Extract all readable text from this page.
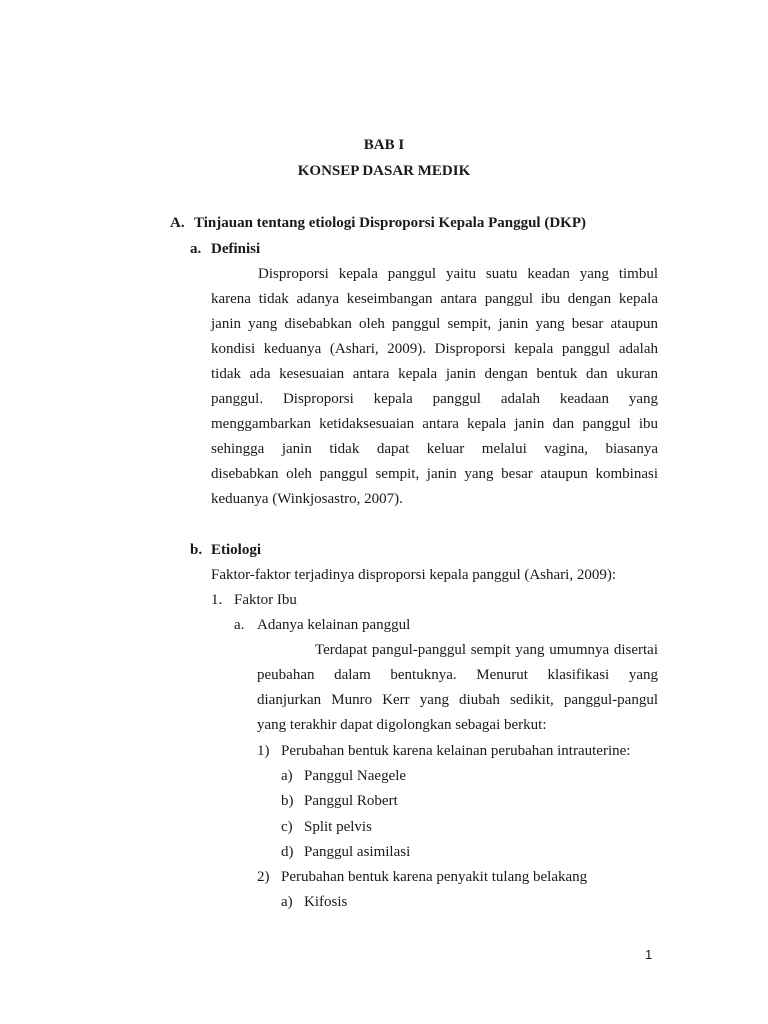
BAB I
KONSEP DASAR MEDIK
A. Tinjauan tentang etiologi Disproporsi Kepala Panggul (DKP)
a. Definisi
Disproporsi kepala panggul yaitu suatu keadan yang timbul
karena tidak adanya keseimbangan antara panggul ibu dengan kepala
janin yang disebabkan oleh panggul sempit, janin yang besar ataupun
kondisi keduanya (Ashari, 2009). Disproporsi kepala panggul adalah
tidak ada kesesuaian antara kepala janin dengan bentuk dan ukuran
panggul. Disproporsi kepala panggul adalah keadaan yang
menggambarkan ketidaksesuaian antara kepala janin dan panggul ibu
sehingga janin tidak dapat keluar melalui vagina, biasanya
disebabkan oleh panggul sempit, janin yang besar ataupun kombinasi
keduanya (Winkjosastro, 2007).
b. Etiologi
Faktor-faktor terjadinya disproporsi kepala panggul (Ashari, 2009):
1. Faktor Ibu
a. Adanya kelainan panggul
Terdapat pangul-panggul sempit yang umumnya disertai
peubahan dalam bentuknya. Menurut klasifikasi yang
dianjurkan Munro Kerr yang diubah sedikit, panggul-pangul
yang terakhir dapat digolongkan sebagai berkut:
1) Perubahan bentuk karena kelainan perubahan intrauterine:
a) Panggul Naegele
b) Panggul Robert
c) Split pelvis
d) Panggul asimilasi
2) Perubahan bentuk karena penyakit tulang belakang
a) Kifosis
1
* * *
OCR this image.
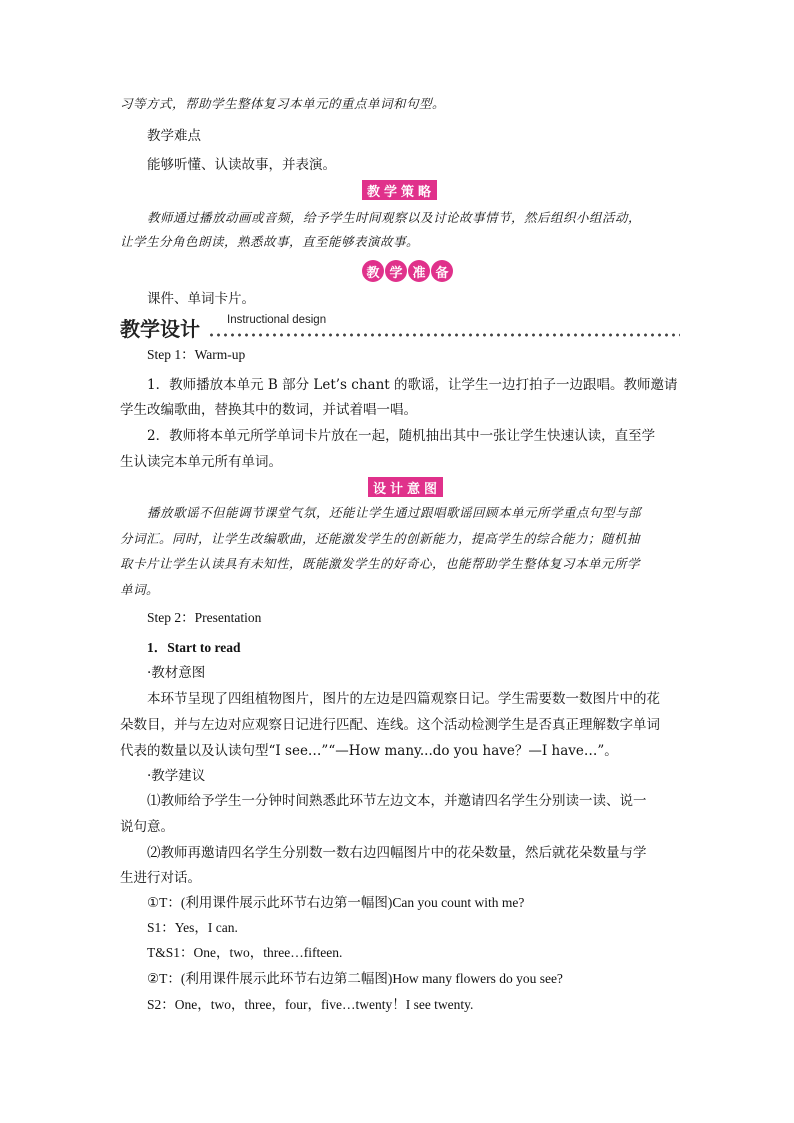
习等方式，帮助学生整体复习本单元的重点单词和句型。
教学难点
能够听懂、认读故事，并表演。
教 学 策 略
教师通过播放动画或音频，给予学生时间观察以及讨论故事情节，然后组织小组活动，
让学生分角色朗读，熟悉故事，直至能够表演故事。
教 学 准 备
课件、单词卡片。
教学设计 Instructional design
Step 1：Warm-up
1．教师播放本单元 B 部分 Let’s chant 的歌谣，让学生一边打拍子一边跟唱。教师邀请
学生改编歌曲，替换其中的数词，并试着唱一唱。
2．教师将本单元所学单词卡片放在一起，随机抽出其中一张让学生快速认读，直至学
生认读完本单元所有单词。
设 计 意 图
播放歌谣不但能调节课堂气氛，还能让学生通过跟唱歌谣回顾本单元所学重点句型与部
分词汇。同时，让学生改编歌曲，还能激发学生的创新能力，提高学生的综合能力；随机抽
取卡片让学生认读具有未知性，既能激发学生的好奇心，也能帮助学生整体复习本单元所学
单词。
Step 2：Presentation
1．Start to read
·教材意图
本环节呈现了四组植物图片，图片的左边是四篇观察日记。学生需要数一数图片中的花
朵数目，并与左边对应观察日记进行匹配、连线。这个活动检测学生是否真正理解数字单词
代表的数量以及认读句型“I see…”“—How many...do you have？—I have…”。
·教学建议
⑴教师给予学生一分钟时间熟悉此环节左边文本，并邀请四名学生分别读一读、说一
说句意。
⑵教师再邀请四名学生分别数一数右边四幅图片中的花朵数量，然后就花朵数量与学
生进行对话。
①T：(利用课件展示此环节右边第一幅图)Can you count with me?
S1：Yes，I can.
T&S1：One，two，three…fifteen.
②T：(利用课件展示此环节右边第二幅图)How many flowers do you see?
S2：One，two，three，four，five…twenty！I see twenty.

**What you are asked to do:** List each line holding the string "antara".

**Result below:**
karena tidak adanya keseimbangan antara panggul ibu dengan kepala
tidak ada kesesuaian antara kepala janin dengan bentuk dan ukuran
menggambarkan ketidaksesuaian antara kepala janin dan panggul ibu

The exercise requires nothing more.